──────── Entries provided ────────

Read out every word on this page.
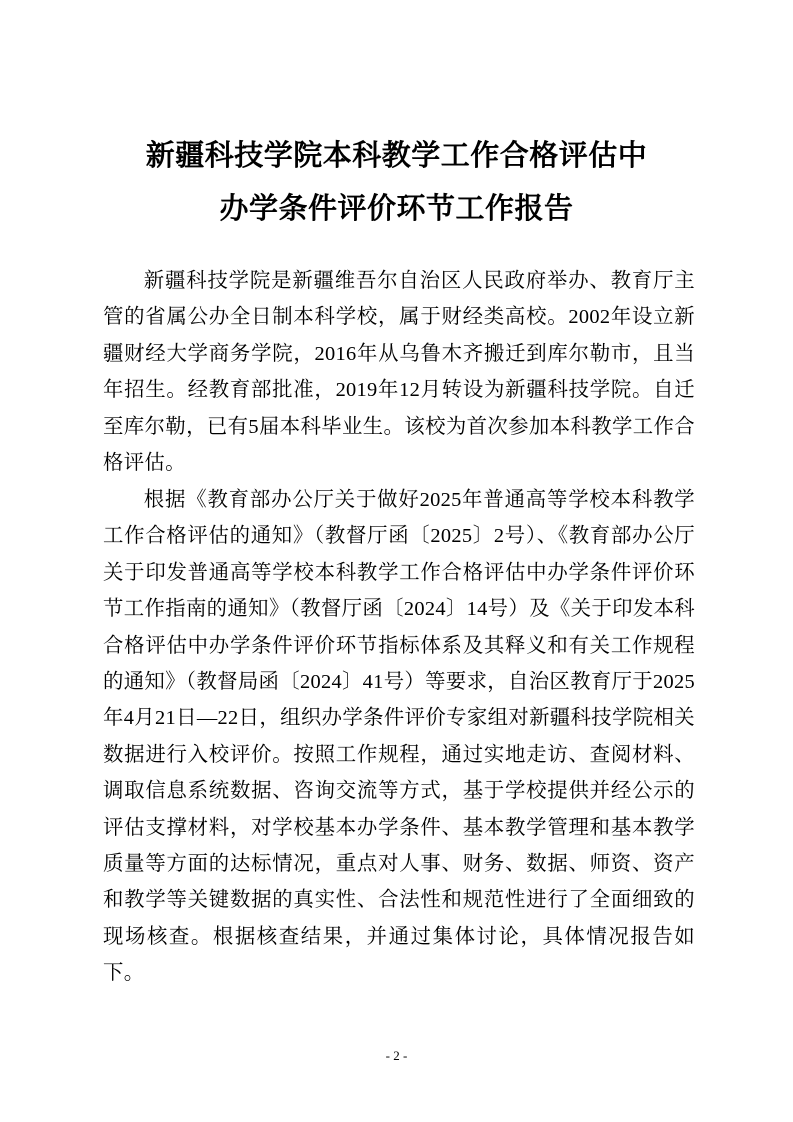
新疆科技学院本科教学工作合格评估中
办学条件评价环节工作报告

新疆科技学院是新疆维吾尔自治区人民政府举办、教育厅主管的省属公办全日制本科学校，属于财经类高校。2002年设立新疆财经大学商务学院，2016年从乌鲁木齐搬迁到库尔勒市，且当年招生。经教育部批准，2019年12月转设为新疆科技学院。自迁至库尔勒，已有5届本科毕业生。该校为首次参加本科教学工作合格评估。

根据《教育部办公厅关于做好2025年普通高等学校本科教学工作合格评估的通知》（教督厅函〔2025〕2号）、《教育部办公厅关于印发普通高等学校本科教学工作合格评估中办学条件评价环节工作指南的通知》（教督厅函〔2024〕14号）及《关于印发本科合格评估中办学条件评价环节指标体系及其释义和有关工作规程的通知》（教督局函〔2024〕41号）等要求，自治区教育厅于2025年4月21日—22日，组织办学条件评价专家组对新疆科技学院相关数据进行入校评价。按照工作规程，通过实地走访、查阅材料、调取信息系统数据、咨询交流等方式，基于学校提供并经公示的评估支撑材料，对学校基本办学条件、基本教学管理和基本教学质量等方面的达标情况，重点对人事、财务、数据、师资、资产和教学等关键数据的真实性、合法性和规范性进行了全面细致的现场核查。根据核查结果，并通过集体讨论，具体情况报告如下。

- 2 -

────────

▶ _Problem details_: Repeat the preceding records precisely, and leave every picture out of the copy.

▶ _Written solution_:
Read out every word on this page.
新疆科技学院本科教学工作合格评估中
办学条件评价环节工作报告

新疆科技学院是新疆维吾尔自治区人民政府举办、教育厅主管的省属公办全日制本科学校，属于财经类高校。2002年设立新疆财经大学商务学院，2016年从乌鲁木齐搬迁到库尔勒市，且当年招生。经教育部批准，2019年12月转设为新疆科技学院。自迁至库尔勒，已有5届本科毕业生。该校为首次参加本科教学工作合格评估。

根据《教育部办公厅关于做好2025年普通高等学校本科教学工作合格评估的通知》（教督厅函〔2025〕2号）、《教育部办公厅关于印发普通高等学校本科教学工作合格评估中办学条件评价环节工作指南的通知》（教督厅函〔2024〕14号）及《关于印发本科合格评估中办学条件评价环节指标体系及其释义和有关工作规程的通知》（教督局函〔2024〕41号）等要求，自治区教育厅于2025年4月21日—22日，组织办学条件评价专家组对新疆科技学院相关数据进行入校评价。按照工作规程，通过实地走访、查阅材料、调取信息系统数据、咨询交流等方式，基于学校提供并经公示的评估支撑材料，对学校基本办学条件、基本教学管理和基本教学质量等方面的达标情况，重点对人事、财务、数据、师资、资产和教学等关键数据的真实性、合法性和规范性进行了全面细致的现场核查。根据核查结果，并通过集体讨论，具体情况报告如下。

- 2 -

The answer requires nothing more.